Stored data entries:
_____
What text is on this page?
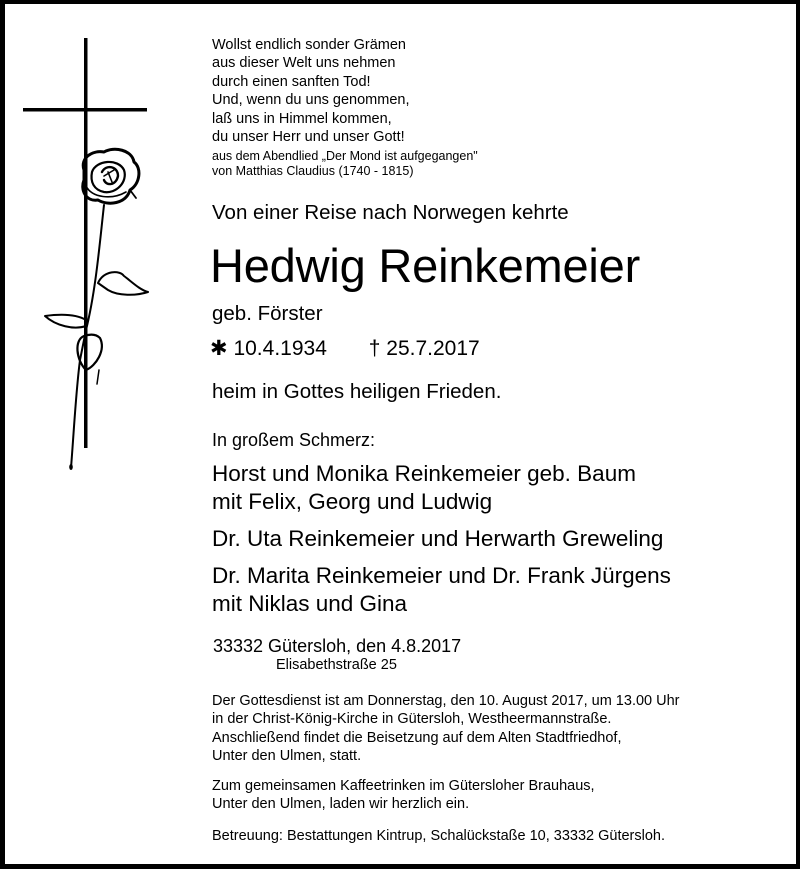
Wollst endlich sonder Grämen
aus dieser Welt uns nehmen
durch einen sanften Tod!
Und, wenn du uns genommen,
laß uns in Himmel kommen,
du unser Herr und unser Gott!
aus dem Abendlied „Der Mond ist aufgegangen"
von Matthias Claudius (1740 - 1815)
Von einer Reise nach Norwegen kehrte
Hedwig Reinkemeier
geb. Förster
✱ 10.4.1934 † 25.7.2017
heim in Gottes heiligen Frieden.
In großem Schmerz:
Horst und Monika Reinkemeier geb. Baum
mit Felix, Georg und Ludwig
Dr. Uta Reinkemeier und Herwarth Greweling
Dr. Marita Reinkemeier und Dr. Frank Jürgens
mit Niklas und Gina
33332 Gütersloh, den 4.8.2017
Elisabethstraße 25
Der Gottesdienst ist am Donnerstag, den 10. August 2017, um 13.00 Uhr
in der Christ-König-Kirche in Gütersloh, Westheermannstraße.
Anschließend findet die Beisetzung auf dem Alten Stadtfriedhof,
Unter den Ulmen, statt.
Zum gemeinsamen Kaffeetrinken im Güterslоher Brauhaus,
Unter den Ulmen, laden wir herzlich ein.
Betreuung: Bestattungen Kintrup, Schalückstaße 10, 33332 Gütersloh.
_____
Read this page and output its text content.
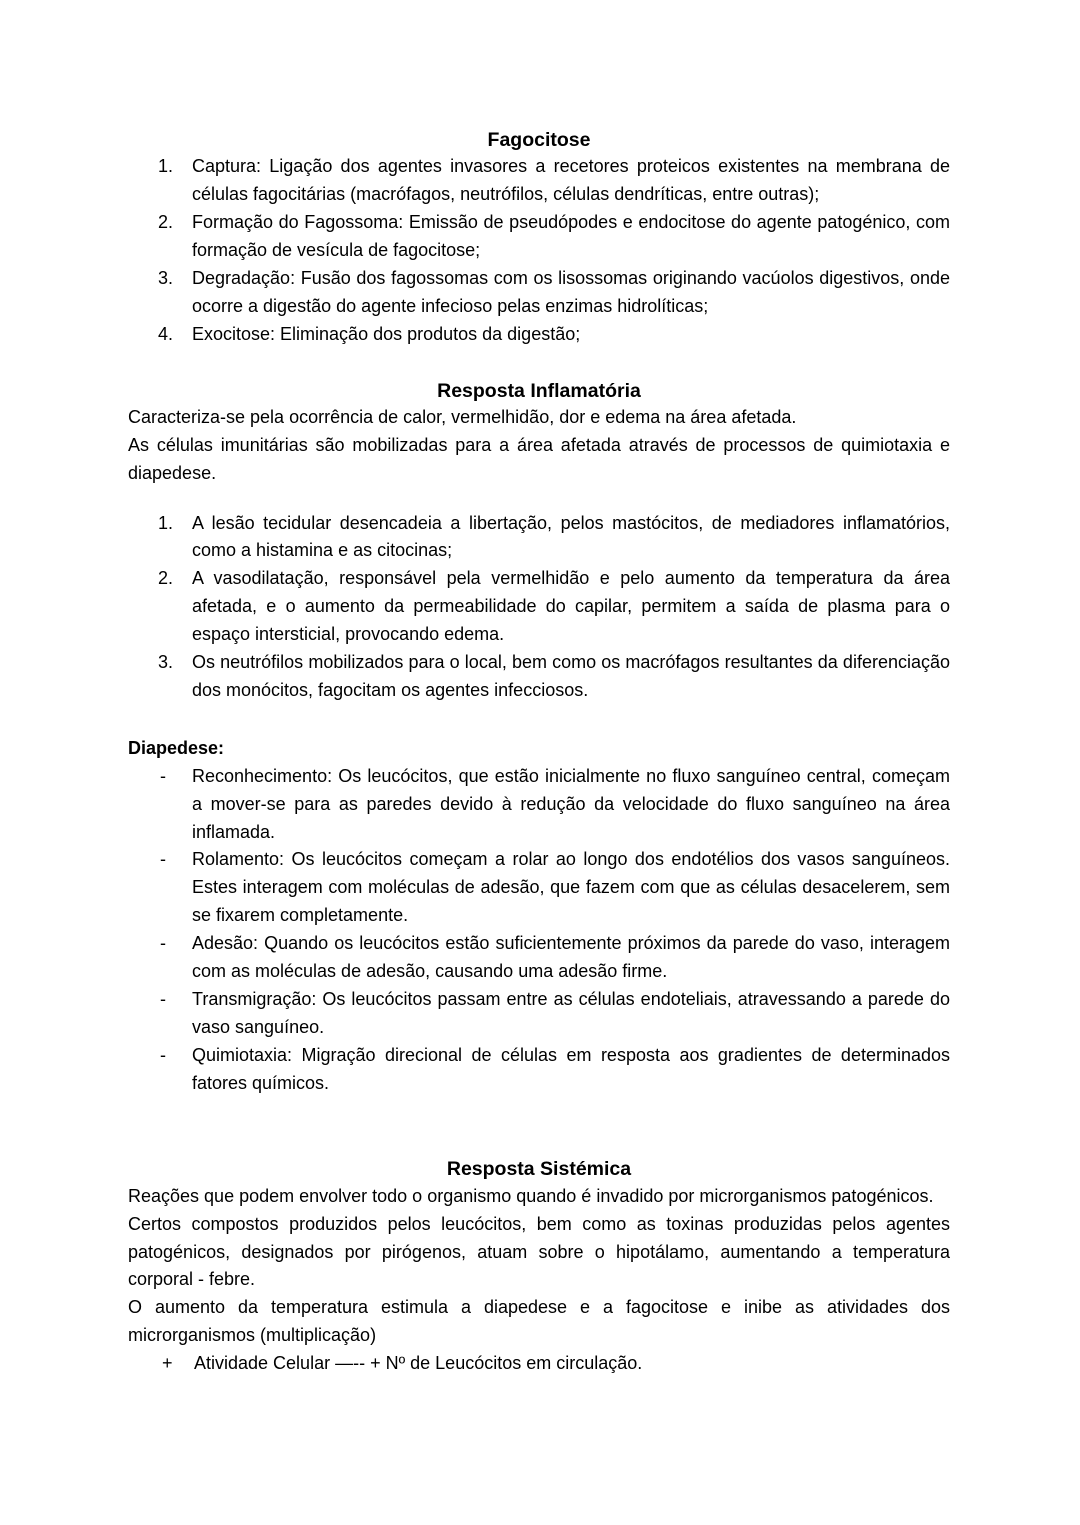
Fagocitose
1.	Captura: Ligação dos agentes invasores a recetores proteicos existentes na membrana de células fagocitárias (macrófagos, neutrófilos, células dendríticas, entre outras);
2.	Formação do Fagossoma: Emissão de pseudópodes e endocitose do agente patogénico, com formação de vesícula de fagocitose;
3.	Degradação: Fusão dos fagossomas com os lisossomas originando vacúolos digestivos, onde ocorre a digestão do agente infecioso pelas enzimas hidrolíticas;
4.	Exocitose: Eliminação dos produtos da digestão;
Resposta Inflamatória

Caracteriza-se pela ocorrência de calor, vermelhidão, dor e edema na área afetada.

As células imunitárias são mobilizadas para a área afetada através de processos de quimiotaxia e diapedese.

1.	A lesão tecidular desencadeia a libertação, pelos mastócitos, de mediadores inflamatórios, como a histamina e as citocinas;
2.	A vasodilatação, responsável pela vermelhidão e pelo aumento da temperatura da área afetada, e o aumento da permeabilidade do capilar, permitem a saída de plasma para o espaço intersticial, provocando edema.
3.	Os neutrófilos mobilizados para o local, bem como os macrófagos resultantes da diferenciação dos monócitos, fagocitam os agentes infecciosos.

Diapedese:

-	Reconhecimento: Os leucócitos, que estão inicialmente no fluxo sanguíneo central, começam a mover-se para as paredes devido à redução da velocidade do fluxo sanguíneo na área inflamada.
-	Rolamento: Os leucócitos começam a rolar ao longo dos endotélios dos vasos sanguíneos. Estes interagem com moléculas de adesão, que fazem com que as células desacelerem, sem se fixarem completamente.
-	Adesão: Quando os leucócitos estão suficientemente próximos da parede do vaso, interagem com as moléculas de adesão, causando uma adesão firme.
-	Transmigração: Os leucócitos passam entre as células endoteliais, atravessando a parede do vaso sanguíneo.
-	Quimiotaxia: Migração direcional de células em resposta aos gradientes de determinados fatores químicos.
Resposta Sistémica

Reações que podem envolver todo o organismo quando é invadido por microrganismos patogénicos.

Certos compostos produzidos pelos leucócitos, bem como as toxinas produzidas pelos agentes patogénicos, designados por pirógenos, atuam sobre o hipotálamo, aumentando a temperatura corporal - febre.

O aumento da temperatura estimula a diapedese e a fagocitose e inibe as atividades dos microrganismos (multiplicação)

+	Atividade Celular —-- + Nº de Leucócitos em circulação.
_____
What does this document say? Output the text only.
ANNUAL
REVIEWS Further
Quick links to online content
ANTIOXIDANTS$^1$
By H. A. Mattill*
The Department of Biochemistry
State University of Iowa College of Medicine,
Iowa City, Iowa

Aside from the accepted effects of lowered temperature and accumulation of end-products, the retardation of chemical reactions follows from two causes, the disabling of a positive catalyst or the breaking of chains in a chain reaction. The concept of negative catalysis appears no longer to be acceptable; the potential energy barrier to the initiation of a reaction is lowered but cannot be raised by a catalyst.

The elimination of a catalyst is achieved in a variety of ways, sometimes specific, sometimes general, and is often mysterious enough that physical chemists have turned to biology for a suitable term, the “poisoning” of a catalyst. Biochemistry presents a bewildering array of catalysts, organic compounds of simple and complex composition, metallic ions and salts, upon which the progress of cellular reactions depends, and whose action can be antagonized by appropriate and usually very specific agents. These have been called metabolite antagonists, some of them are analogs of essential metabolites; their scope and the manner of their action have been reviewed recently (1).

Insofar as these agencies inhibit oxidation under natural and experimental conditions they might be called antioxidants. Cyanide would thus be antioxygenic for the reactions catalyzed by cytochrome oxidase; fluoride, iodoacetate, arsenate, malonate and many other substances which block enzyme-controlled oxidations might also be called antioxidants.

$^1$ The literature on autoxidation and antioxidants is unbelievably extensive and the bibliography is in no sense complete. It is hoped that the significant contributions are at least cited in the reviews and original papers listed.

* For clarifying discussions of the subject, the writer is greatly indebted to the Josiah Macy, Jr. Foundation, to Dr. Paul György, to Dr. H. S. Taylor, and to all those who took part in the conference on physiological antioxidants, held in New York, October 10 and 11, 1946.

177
_____
WHAT TO PRODUCE
What is the number of lines in the records that contain "digestão"? Give that number only.

RESPONSE TO THE TASK
2